_Stated problem:_ Give every entry again, word for word.

_Entries taken from a collection:_

━━━━━━━━━━

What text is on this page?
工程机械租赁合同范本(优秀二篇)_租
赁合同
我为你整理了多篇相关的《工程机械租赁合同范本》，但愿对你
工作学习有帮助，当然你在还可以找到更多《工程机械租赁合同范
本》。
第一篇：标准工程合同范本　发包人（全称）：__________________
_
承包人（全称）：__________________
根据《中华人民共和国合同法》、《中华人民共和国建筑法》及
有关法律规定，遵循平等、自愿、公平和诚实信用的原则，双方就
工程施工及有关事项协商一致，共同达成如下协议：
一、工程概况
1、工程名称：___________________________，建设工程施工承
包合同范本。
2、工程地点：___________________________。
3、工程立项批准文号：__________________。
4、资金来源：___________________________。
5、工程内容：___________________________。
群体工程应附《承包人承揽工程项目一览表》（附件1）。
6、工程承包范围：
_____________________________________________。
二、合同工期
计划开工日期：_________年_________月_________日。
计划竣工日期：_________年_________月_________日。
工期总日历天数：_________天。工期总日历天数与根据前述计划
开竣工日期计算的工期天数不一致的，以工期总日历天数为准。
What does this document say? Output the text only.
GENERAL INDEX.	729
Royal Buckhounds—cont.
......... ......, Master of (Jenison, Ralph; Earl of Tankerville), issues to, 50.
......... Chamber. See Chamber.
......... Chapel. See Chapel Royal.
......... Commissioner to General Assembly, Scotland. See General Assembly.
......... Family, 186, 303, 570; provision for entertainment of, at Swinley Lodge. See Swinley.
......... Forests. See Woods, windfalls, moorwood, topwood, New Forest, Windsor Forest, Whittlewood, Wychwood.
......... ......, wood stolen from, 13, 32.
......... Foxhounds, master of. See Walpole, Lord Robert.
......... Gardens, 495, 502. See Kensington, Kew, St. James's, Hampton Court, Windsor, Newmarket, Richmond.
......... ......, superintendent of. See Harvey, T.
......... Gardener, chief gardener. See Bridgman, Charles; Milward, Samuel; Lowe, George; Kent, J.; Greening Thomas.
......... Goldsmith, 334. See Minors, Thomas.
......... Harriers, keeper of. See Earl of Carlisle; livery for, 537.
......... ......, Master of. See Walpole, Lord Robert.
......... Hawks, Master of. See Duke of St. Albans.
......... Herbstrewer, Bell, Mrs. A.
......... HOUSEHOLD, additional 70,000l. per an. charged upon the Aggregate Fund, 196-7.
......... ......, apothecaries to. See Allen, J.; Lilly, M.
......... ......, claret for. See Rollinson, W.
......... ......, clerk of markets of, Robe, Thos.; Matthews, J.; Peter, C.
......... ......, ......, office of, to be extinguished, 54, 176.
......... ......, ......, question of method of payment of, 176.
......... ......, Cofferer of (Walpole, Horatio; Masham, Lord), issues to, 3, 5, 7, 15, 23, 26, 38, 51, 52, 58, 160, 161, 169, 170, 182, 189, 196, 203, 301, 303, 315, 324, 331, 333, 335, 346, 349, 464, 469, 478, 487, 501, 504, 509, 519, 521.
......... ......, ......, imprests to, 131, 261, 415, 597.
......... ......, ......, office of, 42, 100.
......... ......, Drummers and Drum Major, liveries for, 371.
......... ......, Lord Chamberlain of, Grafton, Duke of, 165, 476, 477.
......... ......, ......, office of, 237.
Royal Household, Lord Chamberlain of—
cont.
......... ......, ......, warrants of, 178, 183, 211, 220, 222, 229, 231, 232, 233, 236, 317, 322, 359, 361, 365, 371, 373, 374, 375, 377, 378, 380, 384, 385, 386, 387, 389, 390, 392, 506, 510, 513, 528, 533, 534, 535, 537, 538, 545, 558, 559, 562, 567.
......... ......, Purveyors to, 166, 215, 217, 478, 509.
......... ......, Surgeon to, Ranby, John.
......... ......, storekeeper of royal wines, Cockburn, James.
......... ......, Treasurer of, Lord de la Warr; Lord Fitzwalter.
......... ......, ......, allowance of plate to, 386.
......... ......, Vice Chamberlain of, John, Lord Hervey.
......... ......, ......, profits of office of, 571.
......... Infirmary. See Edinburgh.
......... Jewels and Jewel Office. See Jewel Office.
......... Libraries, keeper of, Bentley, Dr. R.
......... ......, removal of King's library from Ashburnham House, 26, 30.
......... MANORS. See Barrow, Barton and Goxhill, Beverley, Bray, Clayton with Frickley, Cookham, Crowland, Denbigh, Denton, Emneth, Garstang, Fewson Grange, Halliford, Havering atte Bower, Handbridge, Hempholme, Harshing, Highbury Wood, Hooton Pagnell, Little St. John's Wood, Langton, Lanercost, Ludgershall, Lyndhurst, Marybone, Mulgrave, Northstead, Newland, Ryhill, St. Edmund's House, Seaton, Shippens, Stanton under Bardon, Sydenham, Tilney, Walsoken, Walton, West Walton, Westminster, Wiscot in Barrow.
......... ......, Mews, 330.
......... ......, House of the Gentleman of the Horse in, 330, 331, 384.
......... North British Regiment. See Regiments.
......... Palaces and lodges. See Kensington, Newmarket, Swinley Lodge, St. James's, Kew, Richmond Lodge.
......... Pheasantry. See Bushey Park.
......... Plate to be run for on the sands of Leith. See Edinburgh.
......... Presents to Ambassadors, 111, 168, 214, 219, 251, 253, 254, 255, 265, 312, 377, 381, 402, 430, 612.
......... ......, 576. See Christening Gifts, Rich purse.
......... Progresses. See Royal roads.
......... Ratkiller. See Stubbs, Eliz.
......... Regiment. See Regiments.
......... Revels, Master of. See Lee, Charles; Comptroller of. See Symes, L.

━━━━━━━━━━

_Task output:_
What text is on this page?
工程机械租赁合同范本(优秀二篇)_租
赁合同
我为你整理了多篇相关的《工程机械租赁合同范本》，但愿对你
工作学习有帮助，当然你在还可以找到更多《工程机械租赁合同范
本》。
第一篇：标准工程合同范本　发包人（全称）：__________________
_
承包人（全称）：__________________
根据《中华人民共和国合同法》、《中华人民共和国建筑法》及
有关法律规定，遵循平等、自愿、公平和诚实信用的原则，双方就
工程施工及有关事项协商一致，共同达成如下协议：
一、工程概况
1、工程名称：___________________________，建设工程施工承
包合同范本。
2、工程地点：___________________________。
3、工程立项批准文号：__________________。
4、资金来源：___________________________。
5、工程内容：___________________________。
群体工程应附《承包人承揽工程项目一览表》（附件1）。
6、工程承包范围：
_____________________________________________。
二、合同工期
计划开工日期：_________年_________月_________日。
计划竣工日期：_________年_________月_________日。
工期总日历天数：_________天。工期总日历天数与根据前述计划
开竣工日期计算的工期天数不一致的，以工期总日历天数为准。
What does this document say? Output the text only.
GENERAL INDEX.	729
Royal Buckhounds—cont.
......... ......, Master of (Jenison, Ralph; Earl of Tankerville), issues to, 50.
......... Chamber. See Chamber.
......... Chapel. See Chapel Royal.
......... Commissioner to General Assembly, Scotland. See General Assembly.
......... Family, 186, 303, 570; provision for entertainment of, at Swinley Lodge. See Swinley.
......... Forests. See Woods, windfalls, moorwood, topwood, New Forest, Windsor Forest, Whittlewood, Wychwood.
......... ......, wood stolen from, 13, 32.
......... Foxhounds, master of. See Walpole, Lord Robert.
......... Gardens, 495, 502. See Kensington, Kew, St. James's, Hampton Court, Windsor, Newmarket, Richmond.
......... ......, superintendent of. See Harvey, T.
......... Gardener, chief gardener. See Bridgman, Charles; Milward, Samuel; Lowe, George; Kent, J.; Greening Thomas.
......... Goldsmith, 334. See Minors, Thomas.
......... Harriers, keeper of. See Earl of Carlisle; livery for, 537.
......... ......, Master of. See Walpole, Lord Robert.
......... Hawks, Master of. See Duke of St. Albans.
......... Herbstrewer, Bell, Mrs. A.
......... HOUSEHOLD, additional 70,000l. per an. charged upon the Aggregate Fund, 196-7.
......... ......, apothecaries to. See Allen, J.; Lilly, M.
......... ......, claret for. See Rollinson, W.
......... ......, clerk of markets of, Robe, Thos.; Matthews, J.; Peter, C.
......... ......, ......, office of, to be extinguished, 54, 176.
......... ......, ......, question of method of payment of, 176.
......... ......, Cofferer of (Walpole, Horatio; Masham, Lord), issues to, 3, 5, 7, 15, 23, 26, 38, 51, 52, 58, 160, 161, 169, 170, 182, 189, 196, 203, 301, 303, 315, 324, 331, 333, 335, 346, 349, 464, 469, 478, 487, 501, 504, 509, 519, 521.
......... ......, ......, imprests to, 131, 261, 415, 597.
......... ......, ......, office of, 42, 100.
......... ......, Drummers and Drum Major, liveries for, 371.
......... ......, Lord Chamberlain of, Grafton, Duke of, 165, 476, 477.
......... ......, ......, office of, 237.
Royal Household, Lord Chamberlain of—
cont.
......... ......, ......, warrants of, 178, 183, 211, 220, 222, 229, 231, 232, 233, 236, 317, 322, 359, 361, 365, 371, 373, 374, 375, 377, 378, 380, 384, 385, 386, 387, 389, 390, 392, 506, 510, 513, 528, 533, 534, 535, 537, 538, 545, 558, 559, 562, 567.
......... ......, Purveyors to, 166, 215, 217, 478, 509.
......... ......, Surgeon to, Ranby, John.
......... ......, storekeeper of royal wines, Cockburn, James.
......... ......, Treasurer of, Lord de la Warr; Lord Fitzwalter.
......... ......, ......, allowance of plate to, 386.
......... ......, Vice Chamberlain of, John, Lord Hervey.
......... ......, ......, profits of office of, 571.
......... Infirmary. See Edinburgh.
......... Jewels and Jewel Office. See Jewel Office.
......... Libraries, keeper of, Bentley, Dr. R.
......... ......, removal of King's library from Ashburnham House, 26, 30.
......... MANORS. See Barrow, Barton and Goxhill, Beverley, Bray, Clayton with Frickley, Cookham, Crowland, Denbigh, Denton, Emneth, Garstang, Fewson Grange, Halliford, Havering atte Bower, Handbridge, Hempholme, Harshing, Highbury Wood, Hooton Pagnell, Little St. John's Wood, Langton, Lanercost, Ludgershall, Lyndhurst, Marybone, Mulgrave, Northstead, Newland, Ryhill, St. Edmund's House, Seaton, Shippens, Stanton under Bardon, Sydenham, Tilney, Walsoken, Walton, West Walton, Westminster, Wiscot in Barrow.
......... ......, Mews, 330.
......... ......, House of the Gentleman of the Horse in, 330, 331, 384.
......... North British Regiment. See Regiments.
......... Palaces and lodges. See Kensington, Newmarket, Swinley Lodge, St. James's, Kew, Richmond Lodge.
......... Pheasantry. See Bushey Park.
......... Plate to be run for on the sands of Leith. See Edinburgh.
......... Presents to Ambassadors, 111, 168, 214, 219, 251, 253, 254, 255, 265, 312, 377, 381, 402, 430, 612.
......... ......, 576. See Christening Gifts, Rich purse.
......... Progresses. See Royal roads.
......... Ratkiller. See Stubbs, Eliz.
......... Regiment. See Regiments.
......... Revels, Master of. See Lee, Charles; Comptroller of. See Symes, L.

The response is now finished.